TASK
Single out each line with the word "this" and copy it.

SUPPLIED RECORDS
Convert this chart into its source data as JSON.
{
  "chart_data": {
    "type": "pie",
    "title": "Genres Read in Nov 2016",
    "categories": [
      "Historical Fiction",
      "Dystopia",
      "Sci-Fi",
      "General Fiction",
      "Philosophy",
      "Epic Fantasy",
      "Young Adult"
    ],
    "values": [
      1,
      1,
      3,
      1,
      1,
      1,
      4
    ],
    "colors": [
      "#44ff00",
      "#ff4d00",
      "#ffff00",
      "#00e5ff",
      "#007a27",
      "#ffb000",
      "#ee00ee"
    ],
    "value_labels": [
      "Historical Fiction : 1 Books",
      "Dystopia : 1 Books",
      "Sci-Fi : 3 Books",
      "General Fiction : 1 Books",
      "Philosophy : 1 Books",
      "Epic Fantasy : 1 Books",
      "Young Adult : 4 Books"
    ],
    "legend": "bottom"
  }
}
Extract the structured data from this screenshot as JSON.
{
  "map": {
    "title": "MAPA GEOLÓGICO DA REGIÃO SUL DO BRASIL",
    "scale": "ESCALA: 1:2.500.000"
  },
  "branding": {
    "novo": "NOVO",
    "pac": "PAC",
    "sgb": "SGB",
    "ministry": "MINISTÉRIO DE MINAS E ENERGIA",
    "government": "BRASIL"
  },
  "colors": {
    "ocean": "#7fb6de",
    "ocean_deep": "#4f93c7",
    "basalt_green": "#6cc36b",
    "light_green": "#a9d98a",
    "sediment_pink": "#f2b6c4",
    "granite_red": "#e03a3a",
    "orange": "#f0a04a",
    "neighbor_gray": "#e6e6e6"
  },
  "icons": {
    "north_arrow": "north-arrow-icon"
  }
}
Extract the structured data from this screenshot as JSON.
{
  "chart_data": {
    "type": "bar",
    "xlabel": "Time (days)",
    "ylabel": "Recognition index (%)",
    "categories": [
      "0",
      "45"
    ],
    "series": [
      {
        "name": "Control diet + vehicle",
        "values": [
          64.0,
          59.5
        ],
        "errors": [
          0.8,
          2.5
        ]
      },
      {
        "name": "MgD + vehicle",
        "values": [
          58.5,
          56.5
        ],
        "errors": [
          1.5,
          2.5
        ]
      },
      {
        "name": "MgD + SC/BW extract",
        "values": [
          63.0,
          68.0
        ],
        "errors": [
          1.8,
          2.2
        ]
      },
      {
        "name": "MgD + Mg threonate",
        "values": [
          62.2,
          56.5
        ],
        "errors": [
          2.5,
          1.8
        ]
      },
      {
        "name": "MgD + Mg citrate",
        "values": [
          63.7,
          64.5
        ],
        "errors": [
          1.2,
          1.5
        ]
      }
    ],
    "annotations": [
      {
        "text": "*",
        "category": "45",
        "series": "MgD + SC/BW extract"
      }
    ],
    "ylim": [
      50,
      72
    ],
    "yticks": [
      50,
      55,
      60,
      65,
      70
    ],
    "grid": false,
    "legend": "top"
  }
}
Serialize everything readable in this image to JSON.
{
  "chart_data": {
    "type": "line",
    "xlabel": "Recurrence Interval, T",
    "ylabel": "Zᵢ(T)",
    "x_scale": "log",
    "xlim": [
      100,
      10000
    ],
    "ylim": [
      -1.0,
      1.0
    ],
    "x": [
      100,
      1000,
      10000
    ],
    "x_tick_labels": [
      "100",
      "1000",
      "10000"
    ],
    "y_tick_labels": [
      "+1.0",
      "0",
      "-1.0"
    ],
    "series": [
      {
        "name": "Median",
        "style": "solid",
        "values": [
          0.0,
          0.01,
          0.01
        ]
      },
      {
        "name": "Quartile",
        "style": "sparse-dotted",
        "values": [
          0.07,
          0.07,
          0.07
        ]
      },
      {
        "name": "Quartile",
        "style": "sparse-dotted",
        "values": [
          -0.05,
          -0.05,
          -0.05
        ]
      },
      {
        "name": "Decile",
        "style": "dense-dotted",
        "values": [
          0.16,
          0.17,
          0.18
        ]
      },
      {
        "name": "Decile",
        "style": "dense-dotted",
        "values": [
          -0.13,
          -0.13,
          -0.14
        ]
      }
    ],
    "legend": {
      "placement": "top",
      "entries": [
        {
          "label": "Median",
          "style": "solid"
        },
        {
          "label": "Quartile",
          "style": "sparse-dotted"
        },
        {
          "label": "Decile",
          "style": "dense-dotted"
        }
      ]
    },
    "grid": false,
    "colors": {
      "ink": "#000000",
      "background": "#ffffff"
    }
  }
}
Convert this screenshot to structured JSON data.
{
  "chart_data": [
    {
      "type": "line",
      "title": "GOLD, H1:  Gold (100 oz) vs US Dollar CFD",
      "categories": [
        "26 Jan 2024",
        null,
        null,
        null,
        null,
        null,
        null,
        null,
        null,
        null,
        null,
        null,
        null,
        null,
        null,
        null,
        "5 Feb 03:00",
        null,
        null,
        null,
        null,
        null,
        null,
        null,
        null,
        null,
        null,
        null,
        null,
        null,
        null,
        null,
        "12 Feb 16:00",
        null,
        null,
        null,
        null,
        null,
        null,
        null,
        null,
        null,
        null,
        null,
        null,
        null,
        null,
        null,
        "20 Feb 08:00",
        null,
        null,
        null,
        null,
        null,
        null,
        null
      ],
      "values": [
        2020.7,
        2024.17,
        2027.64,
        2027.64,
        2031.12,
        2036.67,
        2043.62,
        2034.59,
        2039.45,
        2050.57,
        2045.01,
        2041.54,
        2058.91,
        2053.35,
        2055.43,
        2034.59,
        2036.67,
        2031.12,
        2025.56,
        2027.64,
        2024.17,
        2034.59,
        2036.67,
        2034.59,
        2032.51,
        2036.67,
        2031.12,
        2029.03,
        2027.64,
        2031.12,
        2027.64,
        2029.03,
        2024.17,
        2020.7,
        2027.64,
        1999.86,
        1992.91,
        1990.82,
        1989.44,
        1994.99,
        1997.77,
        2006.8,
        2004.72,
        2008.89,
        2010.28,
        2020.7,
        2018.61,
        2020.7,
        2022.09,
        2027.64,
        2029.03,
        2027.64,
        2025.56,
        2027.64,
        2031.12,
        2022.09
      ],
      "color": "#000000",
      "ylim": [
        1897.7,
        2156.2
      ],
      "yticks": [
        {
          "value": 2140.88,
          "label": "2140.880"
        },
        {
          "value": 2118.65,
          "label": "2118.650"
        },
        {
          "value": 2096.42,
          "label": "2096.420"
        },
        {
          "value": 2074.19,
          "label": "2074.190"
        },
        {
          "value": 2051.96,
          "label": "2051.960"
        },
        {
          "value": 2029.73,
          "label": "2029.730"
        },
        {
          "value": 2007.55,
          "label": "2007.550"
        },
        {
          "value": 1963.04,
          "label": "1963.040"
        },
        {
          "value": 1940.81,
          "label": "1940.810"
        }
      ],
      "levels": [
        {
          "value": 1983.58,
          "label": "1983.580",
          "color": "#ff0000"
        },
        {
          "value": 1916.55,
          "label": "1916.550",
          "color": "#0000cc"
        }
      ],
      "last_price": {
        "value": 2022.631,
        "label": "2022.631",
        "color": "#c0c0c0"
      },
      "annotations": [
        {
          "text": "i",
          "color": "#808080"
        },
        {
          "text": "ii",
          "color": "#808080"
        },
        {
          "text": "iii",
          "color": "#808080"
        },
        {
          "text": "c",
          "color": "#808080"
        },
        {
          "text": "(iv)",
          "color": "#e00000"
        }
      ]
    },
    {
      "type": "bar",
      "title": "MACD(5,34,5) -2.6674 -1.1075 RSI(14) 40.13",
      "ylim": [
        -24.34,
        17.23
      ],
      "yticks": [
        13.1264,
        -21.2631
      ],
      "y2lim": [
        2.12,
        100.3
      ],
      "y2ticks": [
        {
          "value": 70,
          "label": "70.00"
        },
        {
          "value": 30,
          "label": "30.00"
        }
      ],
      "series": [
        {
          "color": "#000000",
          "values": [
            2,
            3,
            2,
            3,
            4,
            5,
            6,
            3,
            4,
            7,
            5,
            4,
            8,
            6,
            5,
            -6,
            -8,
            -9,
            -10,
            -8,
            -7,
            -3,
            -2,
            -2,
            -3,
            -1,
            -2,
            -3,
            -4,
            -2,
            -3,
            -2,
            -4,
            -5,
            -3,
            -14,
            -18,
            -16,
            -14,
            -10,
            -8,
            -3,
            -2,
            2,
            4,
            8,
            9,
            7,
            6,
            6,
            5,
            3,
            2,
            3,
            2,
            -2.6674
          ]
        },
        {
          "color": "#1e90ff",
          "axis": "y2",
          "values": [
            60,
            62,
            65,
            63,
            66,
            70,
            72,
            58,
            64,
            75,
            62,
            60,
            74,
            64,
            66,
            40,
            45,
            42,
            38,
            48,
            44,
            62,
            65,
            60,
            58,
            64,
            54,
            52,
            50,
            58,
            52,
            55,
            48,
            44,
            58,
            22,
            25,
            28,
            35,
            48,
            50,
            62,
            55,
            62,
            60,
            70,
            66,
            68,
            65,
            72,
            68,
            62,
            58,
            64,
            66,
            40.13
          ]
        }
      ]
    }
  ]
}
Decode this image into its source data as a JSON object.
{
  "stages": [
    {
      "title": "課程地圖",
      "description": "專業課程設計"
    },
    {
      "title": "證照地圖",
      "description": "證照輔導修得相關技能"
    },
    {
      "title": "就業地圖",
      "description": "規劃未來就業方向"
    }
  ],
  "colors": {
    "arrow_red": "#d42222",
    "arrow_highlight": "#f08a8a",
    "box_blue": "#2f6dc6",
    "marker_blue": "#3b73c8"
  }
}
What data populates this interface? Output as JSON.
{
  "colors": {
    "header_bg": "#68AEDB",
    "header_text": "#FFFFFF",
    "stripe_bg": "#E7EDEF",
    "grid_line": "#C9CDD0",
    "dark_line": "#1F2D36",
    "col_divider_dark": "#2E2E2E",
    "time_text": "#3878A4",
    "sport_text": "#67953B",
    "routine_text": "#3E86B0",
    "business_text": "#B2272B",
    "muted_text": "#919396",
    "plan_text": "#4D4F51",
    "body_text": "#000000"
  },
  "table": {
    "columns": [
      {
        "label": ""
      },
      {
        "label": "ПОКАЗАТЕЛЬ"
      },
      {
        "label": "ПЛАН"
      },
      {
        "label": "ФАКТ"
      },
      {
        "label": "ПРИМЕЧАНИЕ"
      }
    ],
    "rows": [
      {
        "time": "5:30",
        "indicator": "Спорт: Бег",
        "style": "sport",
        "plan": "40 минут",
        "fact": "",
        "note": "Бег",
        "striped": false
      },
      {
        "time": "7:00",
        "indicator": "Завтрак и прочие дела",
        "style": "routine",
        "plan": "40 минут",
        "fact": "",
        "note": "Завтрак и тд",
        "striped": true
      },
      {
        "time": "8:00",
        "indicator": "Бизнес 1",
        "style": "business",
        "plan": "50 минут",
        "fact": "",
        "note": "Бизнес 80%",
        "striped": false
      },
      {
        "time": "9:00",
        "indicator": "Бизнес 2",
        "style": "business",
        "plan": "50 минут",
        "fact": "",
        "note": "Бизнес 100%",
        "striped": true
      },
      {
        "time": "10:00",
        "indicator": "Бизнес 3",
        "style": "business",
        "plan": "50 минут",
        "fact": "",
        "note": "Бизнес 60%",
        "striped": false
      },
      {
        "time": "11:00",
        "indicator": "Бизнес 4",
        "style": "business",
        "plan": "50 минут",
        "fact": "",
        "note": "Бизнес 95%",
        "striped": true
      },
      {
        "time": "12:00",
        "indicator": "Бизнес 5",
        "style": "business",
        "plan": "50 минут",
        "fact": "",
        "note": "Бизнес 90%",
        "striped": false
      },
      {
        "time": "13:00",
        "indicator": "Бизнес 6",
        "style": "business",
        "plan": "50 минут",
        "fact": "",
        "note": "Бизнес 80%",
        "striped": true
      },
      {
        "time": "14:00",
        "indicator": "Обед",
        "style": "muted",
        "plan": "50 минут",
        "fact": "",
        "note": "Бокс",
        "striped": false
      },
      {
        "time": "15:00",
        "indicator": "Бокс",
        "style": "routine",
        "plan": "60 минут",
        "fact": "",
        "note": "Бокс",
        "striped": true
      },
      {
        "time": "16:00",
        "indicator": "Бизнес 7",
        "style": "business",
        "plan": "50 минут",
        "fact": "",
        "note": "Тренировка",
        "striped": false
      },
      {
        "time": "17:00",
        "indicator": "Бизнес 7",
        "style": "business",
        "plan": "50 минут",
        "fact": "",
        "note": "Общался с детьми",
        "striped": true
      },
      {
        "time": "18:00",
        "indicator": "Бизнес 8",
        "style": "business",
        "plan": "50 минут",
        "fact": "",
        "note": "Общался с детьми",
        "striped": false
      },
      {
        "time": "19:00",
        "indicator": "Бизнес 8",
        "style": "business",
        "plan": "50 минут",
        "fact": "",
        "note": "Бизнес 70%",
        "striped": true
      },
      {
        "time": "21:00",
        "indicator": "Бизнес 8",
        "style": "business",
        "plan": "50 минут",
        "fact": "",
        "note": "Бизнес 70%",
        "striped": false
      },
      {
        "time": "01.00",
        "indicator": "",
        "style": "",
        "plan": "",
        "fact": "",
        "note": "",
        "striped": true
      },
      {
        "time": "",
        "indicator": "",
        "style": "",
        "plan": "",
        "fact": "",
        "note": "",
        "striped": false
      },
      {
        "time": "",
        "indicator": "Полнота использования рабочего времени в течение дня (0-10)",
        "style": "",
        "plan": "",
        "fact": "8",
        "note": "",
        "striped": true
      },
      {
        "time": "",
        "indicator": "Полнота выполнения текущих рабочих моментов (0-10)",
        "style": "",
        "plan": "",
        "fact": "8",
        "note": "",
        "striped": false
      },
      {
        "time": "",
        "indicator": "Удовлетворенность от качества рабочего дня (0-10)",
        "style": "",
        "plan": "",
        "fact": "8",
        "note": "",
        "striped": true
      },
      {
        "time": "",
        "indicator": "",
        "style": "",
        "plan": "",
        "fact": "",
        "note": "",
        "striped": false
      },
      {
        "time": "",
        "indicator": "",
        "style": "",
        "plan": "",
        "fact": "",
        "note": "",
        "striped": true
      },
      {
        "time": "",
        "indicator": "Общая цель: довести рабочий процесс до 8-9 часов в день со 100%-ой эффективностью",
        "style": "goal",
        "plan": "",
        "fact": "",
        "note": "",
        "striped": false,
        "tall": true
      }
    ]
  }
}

REPLY TO THE EXERCISE
Convert this chart into its source data as JSON.
Extract the structured data from this screenshot as JSON.
Extract the structured data from this screenshot as JSON.
Serialize everything readable in this image to JSON.
Convert this screenshot to structured JSON data.
Decode this image into its source data as a JSON object.
What data populates this interface? Output as JSON.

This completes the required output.